Problem description:
Could every line of the data be printed exactly as it reads?

-.-.-

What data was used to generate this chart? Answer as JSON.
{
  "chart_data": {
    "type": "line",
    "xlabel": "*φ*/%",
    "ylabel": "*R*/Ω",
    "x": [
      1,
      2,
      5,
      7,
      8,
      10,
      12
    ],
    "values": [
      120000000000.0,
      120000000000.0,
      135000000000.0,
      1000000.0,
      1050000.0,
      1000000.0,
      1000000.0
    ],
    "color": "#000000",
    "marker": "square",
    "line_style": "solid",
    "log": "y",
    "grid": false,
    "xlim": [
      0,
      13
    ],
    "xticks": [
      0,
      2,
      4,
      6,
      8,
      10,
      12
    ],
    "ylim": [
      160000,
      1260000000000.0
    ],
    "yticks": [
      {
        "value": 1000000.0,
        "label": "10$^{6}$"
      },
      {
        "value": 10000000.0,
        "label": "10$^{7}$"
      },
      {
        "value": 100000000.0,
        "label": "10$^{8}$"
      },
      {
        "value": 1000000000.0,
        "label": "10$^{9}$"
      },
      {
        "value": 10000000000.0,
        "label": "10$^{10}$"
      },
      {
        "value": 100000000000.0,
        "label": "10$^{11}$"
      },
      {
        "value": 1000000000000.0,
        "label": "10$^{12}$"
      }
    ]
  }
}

-.-.-

Task output:
What data was used to generate this chart? Answer as JSON.
{
  "chart_data": {
    "type": "line",
    "xlabel": "*φ*/%",
    "ylabel": "*R*/Ω",
    "x": [
      1,
      2,
      5,
      7,
      8,
      10,
      12
    ],
    "values": [
      120000000000.0,
      120000000000.0,
      135000000000.0,
      1000000.0,
      1050000.0,
      1000000.0,
      1000000.0
    ],
    "color": "#000000",
    "marker": "square",
    "line_style": "solid",
    "log": "y",
    "grid": false,
    "xlim": [
      0,
      13
    ],
    "xticks": [
      0,
      2,
      4,
      6,
      8,
      10,
      12
    ],
    "ylim": [
      160000,
      1260000000000.0
    ],
    "yticks": [
      {
        "value": 1000000.0,
        "label": "10$^{6}$"
      },
      {
        "value": 10000000.0,
        "label": "10$^{7}$"
      },
      {
        "value": 100000000.0,
        "label": "10$^{8}$"
      },
      {
        "value": 1000000000.0,
        "label": "10$^{9}$"
      },
      {
        "value": 10000000000.0,
        "label": "10$^{10}$"
      },
      {
        "value": 100000000000.0,
        "label": "10$^{11}$"
      },
      {
        "value": 1000000000000.0,
        "label": "10$^{12}$"
      }
    ]
  }
}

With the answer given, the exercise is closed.